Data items
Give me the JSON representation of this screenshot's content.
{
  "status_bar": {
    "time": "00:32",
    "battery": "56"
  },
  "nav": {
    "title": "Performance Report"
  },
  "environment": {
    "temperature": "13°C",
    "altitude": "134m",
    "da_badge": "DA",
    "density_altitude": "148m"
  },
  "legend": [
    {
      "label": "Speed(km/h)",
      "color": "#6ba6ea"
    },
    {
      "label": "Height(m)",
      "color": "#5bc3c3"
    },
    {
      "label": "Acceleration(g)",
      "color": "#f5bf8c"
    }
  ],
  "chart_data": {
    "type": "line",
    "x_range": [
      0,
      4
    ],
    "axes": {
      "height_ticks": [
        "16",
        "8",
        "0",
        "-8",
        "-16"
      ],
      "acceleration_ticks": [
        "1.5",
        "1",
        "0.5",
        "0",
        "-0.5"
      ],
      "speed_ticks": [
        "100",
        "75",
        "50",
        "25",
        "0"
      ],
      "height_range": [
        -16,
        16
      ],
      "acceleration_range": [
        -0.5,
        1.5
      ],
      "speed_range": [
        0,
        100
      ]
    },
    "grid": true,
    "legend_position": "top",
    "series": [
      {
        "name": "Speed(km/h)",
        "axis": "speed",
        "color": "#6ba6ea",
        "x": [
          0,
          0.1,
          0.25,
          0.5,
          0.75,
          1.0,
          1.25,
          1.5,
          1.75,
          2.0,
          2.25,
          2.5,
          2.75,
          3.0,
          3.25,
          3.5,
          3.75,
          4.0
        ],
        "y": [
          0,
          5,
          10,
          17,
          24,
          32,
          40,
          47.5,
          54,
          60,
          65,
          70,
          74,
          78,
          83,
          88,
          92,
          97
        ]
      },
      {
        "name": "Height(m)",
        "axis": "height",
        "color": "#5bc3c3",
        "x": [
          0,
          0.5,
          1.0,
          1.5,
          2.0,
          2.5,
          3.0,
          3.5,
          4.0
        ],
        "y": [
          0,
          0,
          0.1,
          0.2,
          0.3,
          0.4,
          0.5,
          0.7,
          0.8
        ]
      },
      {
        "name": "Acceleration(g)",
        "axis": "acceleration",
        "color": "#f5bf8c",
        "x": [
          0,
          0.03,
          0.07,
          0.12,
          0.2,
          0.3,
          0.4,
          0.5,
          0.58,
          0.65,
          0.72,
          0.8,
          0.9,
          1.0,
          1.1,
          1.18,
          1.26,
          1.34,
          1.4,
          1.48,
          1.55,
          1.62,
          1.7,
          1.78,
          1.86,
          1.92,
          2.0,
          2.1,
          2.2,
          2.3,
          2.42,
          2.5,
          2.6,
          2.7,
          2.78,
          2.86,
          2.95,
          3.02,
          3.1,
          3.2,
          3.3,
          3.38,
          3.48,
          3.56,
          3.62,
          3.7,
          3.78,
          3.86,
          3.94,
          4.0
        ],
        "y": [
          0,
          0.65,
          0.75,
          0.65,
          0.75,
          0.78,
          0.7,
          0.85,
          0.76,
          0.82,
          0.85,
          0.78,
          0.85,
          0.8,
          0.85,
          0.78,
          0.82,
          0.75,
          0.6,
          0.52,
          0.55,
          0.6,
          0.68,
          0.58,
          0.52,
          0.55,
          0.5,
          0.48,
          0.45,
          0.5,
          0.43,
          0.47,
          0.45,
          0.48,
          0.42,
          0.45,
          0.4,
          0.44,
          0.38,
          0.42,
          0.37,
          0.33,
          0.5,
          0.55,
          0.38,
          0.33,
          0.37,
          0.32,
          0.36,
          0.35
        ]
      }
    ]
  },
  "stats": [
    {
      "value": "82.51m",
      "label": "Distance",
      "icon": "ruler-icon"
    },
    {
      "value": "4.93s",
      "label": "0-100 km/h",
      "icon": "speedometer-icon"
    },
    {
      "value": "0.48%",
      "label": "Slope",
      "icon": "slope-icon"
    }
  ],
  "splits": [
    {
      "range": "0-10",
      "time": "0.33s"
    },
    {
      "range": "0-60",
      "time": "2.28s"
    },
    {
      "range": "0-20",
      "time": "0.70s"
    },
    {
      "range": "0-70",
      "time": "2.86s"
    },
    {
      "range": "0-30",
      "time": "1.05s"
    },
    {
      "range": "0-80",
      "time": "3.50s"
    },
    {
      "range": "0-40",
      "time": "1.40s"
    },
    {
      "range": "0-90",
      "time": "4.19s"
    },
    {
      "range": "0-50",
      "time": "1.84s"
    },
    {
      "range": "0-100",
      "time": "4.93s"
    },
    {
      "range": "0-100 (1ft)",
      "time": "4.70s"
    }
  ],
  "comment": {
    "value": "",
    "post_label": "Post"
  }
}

▶ _DIRECTION_
In the entries above, identify each line that includes the string "color", then copy it.

▶ _FULL ANSWER_
      "color": "#6ba6ea"
      "color": "#5bc3c3"
      "color": "#f5bf8c"
        "color": "#6ba6ea",
        "color": "#5bc3c3",
        "color": "#f5bf8c",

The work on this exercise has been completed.